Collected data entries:
— Start —

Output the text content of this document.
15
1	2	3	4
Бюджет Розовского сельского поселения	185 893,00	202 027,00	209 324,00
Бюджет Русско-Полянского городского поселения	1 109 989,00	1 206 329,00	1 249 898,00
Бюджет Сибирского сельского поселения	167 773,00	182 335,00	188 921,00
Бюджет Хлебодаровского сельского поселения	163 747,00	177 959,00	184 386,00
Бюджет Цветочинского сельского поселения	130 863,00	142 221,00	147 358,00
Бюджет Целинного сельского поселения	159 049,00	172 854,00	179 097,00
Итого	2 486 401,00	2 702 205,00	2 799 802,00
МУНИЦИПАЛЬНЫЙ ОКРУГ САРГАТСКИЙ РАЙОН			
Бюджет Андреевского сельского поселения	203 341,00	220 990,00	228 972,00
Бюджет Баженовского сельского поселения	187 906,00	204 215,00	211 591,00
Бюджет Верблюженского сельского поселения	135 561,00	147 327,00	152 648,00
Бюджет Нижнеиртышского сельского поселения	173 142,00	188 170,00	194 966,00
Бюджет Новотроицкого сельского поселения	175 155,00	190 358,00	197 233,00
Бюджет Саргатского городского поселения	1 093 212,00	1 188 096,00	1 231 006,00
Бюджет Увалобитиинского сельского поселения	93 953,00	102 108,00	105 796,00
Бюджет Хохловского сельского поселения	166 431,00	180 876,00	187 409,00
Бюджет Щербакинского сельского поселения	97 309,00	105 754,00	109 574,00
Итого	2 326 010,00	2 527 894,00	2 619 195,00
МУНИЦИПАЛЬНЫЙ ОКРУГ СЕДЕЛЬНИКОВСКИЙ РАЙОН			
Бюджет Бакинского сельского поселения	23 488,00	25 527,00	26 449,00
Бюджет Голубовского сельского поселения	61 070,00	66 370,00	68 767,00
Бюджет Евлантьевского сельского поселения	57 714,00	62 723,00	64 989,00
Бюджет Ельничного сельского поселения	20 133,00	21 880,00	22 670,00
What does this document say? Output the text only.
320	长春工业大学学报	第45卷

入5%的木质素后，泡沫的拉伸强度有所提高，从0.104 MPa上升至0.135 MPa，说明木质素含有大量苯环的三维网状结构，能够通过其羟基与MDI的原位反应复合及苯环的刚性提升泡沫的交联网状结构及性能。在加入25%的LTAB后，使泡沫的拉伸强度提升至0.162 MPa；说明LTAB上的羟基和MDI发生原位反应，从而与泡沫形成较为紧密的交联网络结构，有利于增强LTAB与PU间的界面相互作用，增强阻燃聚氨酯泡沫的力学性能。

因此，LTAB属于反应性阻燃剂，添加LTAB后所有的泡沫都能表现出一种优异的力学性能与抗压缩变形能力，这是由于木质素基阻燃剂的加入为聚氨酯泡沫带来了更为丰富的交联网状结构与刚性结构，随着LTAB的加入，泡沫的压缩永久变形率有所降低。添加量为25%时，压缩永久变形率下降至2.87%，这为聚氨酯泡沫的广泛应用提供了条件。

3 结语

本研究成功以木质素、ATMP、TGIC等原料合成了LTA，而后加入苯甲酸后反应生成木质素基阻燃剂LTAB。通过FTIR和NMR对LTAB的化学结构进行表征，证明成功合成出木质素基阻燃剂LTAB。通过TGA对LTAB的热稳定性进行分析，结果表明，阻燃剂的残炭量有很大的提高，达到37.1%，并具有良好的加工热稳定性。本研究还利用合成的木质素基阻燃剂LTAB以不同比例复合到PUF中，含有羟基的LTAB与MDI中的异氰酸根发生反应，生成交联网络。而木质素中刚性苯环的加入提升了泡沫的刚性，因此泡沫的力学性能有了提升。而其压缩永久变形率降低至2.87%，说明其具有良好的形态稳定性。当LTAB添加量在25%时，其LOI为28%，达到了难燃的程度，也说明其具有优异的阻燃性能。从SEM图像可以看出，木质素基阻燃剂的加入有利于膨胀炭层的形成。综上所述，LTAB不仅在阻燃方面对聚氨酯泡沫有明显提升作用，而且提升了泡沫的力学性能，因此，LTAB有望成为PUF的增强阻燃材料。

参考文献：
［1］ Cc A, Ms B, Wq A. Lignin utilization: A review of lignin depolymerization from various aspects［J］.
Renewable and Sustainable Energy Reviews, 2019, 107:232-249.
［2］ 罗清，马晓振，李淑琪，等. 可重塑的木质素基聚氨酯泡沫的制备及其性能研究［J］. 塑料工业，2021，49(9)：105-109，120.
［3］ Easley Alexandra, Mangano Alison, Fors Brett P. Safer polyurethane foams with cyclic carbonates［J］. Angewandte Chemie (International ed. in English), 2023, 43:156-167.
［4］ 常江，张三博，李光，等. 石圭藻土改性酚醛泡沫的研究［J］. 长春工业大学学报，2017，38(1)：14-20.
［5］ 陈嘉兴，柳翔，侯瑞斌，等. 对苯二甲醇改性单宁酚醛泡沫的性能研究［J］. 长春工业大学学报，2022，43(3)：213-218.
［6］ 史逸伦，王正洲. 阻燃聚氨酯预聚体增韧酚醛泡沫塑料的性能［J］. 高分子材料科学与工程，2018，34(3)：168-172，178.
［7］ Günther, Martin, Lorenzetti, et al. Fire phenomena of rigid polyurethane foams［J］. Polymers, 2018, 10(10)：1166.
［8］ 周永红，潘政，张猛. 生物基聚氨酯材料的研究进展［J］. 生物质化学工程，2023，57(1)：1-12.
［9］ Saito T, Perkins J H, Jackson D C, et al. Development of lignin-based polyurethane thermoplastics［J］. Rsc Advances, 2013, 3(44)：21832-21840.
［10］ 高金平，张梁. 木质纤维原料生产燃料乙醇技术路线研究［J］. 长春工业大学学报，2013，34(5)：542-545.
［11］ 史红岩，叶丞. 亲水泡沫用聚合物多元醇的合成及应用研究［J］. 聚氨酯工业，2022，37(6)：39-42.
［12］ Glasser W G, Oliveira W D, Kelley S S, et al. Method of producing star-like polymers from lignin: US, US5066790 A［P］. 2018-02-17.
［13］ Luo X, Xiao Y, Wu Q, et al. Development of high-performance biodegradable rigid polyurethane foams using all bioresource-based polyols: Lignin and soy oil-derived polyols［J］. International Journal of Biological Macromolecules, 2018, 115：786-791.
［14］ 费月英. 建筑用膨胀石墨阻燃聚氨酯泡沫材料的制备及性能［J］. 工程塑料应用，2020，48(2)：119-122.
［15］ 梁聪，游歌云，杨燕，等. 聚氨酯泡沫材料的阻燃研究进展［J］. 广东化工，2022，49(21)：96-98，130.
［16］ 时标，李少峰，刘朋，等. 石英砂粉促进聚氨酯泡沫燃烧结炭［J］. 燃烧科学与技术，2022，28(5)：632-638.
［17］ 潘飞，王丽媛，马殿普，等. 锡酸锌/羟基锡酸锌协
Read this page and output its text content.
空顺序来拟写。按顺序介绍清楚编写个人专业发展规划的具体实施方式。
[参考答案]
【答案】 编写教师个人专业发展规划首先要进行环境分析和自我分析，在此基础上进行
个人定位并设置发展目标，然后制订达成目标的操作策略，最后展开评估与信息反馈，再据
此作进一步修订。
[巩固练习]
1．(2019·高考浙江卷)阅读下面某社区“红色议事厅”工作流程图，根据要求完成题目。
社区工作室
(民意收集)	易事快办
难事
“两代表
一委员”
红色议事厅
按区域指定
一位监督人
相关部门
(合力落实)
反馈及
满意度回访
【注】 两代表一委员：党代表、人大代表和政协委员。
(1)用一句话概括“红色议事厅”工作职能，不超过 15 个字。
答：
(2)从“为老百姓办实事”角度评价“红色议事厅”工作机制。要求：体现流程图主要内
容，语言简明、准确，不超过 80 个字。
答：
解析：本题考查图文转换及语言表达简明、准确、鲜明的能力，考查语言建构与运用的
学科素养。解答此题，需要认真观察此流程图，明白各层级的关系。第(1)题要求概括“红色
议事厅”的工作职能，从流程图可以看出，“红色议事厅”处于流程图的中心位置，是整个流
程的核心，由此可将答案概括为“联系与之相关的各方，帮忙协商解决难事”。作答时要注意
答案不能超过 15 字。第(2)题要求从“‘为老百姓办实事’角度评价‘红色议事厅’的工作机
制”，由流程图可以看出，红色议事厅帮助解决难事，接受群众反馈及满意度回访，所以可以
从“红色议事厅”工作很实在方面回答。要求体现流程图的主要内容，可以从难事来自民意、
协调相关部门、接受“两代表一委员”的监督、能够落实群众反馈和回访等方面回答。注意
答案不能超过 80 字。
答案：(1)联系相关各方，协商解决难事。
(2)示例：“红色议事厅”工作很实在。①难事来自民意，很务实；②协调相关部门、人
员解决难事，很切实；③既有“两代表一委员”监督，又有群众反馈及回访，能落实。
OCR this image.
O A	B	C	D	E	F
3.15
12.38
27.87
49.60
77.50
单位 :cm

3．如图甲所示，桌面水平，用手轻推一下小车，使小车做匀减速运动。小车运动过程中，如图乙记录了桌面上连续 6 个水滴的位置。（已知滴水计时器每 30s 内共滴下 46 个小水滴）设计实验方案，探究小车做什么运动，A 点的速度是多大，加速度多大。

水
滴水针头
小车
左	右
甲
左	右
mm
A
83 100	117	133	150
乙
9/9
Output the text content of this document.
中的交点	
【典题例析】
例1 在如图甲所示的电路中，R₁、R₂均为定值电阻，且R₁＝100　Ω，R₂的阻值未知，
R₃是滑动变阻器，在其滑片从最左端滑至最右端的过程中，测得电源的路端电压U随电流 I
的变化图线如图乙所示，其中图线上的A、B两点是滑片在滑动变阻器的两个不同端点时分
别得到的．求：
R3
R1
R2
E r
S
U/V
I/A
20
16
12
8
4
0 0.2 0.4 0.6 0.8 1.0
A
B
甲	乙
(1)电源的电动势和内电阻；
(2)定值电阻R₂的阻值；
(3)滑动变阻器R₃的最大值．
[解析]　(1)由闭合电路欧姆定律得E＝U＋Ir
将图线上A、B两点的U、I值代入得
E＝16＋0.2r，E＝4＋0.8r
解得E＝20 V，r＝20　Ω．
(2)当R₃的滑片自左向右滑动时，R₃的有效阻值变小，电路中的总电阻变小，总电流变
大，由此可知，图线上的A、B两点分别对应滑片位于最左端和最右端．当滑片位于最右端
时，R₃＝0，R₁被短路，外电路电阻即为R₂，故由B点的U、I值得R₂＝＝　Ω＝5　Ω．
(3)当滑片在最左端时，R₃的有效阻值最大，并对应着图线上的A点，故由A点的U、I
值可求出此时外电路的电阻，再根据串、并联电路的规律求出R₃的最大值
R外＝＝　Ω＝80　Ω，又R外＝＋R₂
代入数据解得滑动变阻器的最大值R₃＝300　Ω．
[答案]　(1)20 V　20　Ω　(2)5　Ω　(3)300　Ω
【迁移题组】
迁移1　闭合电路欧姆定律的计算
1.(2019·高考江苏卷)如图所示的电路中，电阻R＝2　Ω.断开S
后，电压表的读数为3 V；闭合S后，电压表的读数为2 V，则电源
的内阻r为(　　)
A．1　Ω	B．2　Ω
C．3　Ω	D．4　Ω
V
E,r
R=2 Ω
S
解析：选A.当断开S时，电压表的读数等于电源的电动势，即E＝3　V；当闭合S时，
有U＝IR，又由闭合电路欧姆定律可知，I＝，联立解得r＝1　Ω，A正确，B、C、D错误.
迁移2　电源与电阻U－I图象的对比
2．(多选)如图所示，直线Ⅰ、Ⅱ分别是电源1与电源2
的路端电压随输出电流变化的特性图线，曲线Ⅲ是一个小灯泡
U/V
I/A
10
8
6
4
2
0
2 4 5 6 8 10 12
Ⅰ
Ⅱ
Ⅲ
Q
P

— End —

Written instruction: In the records above, find each line holding "rigid" and copy it.

The reply:
［7］ Günther, Martin, Lorenzetti, et al. Fire phenomena of rigid polyurethane foams［J］. Polymers, 2018, 10(10)：1166.
［13］ Luo X, Xiao Y, Wu Q, et al. Development of high-performance biodegradable rigid polyurethane foams using all bioresource-based polyols: Lignin and soy oil-derived polyols［J］. International Journal of Biological Macromolecules, 2018, 115：786-791.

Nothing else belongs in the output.